* _EXERCISE GOAL_:
Within the material below, find each line bearing the word "screenshot" and present it.

* _GIVEN RECORDS_:
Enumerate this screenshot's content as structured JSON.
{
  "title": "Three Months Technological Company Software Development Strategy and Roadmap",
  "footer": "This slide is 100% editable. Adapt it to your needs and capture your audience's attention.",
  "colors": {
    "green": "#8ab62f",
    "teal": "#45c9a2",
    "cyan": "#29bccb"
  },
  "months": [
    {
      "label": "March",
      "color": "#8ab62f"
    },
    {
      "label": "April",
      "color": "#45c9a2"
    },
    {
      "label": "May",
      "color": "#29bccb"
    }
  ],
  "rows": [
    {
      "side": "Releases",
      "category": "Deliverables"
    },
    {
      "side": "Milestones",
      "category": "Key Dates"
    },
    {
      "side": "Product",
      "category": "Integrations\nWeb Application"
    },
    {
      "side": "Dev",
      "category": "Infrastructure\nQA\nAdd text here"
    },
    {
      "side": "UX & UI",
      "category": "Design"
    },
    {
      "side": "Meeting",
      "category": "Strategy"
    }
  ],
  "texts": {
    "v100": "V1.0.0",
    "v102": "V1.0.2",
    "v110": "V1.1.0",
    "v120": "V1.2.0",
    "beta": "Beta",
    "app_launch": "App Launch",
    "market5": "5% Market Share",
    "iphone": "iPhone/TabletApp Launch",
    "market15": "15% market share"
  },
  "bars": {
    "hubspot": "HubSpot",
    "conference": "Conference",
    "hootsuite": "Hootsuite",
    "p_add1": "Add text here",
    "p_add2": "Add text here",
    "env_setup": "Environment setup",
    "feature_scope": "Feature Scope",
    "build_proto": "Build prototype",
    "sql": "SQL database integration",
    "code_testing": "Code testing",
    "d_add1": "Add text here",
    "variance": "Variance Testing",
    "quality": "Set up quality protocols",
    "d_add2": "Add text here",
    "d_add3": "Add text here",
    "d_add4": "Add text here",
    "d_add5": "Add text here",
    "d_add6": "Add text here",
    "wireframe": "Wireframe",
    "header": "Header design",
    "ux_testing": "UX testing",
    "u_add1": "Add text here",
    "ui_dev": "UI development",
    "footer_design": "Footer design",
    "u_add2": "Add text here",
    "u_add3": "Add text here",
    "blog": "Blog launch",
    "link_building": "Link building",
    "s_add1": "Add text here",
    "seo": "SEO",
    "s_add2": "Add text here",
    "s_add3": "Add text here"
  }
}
* * *
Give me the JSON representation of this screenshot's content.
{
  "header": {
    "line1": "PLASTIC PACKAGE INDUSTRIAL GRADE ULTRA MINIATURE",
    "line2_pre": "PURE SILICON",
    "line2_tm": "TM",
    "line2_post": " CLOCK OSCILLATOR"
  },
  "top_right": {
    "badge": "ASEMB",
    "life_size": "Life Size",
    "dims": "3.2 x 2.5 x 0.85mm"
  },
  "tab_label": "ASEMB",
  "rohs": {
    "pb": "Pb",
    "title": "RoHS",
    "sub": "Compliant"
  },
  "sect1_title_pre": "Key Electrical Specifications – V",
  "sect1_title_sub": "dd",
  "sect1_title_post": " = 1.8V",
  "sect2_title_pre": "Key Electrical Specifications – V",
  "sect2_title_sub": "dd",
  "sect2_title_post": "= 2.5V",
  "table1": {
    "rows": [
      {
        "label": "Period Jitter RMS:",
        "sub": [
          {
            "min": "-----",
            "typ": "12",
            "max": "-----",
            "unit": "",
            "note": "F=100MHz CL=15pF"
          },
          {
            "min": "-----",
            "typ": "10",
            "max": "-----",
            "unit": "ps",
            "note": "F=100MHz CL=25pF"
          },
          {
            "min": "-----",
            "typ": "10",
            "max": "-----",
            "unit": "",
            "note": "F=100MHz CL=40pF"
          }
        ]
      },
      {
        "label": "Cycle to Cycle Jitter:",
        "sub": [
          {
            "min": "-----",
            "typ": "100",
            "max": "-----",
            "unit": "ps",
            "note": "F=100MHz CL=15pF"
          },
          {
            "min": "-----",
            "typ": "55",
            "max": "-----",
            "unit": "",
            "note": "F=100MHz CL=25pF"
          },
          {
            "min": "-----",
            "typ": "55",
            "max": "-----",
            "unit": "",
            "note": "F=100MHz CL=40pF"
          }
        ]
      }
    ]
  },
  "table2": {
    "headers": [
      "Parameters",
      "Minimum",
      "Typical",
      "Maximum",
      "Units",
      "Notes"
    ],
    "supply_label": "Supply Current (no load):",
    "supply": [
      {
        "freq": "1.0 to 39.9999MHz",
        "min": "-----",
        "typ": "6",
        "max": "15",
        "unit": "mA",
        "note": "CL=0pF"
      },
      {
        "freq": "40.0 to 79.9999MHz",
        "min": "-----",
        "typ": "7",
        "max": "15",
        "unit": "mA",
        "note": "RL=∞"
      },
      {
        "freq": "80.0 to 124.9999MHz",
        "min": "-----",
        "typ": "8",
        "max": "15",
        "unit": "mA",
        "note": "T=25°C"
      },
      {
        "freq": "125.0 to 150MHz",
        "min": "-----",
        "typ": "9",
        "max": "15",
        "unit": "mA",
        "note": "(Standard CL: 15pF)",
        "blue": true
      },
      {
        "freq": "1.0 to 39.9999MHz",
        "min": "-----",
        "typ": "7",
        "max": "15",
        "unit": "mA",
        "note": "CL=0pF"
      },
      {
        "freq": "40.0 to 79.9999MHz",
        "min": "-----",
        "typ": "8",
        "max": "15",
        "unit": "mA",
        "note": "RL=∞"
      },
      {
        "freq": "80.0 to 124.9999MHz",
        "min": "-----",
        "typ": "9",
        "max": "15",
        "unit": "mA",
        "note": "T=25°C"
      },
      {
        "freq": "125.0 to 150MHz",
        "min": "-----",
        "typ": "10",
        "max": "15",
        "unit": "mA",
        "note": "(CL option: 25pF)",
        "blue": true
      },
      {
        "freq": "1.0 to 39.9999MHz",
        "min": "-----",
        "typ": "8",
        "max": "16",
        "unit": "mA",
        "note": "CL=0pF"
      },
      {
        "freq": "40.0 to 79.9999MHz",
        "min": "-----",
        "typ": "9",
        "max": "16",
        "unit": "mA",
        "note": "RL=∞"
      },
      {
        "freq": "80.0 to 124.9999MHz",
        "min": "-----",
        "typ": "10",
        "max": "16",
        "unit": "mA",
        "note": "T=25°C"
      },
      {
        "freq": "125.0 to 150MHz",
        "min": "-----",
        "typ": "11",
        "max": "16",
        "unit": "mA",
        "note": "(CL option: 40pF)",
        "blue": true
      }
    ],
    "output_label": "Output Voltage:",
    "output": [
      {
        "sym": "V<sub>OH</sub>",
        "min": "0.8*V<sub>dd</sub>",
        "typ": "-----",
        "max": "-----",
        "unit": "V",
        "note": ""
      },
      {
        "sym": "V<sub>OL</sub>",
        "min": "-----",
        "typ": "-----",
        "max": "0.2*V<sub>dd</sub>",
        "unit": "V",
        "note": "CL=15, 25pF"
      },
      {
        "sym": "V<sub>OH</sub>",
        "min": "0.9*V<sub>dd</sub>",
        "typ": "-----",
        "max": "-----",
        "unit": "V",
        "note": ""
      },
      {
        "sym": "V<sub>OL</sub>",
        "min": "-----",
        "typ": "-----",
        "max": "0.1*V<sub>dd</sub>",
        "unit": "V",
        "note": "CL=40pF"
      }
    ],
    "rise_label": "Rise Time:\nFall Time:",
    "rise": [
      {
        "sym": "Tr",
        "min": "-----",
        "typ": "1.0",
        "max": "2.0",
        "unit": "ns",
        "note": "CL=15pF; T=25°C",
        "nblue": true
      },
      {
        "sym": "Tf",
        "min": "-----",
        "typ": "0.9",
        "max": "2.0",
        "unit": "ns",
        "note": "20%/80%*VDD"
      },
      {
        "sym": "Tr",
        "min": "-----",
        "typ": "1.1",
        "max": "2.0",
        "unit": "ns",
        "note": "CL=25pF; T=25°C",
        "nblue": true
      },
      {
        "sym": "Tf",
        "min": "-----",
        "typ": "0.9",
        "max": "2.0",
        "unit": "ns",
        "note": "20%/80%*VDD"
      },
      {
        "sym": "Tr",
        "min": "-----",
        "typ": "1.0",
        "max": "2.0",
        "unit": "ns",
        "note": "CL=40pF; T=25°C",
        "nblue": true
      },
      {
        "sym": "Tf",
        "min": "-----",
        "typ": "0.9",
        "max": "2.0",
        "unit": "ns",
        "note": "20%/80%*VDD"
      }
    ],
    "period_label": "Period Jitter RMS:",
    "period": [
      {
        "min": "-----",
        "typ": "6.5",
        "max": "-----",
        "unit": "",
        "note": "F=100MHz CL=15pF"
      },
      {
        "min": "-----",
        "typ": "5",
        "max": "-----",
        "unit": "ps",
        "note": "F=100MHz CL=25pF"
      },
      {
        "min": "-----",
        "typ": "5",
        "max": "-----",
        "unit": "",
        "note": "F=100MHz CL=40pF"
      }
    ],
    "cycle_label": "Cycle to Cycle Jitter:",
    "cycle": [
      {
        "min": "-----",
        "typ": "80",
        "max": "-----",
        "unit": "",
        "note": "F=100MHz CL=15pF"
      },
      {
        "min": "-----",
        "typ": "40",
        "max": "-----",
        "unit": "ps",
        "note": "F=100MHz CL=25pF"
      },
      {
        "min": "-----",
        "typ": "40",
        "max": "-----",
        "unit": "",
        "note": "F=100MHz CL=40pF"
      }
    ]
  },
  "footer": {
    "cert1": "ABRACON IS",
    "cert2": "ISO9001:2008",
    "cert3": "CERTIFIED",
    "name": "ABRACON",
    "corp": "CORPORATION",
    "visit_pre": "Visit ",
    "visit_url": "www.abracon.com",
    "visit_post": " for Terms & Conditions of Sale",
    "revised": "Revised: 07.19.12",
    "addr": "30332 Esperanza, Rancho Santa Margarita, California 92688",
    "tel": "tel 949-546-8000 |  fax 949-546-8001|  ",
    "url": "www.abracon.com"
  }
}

* _EXERCISE ANSWER_:
Enumerate this screenshot's content as structured JSON.
Give me the JSON representation of this screenshot's content.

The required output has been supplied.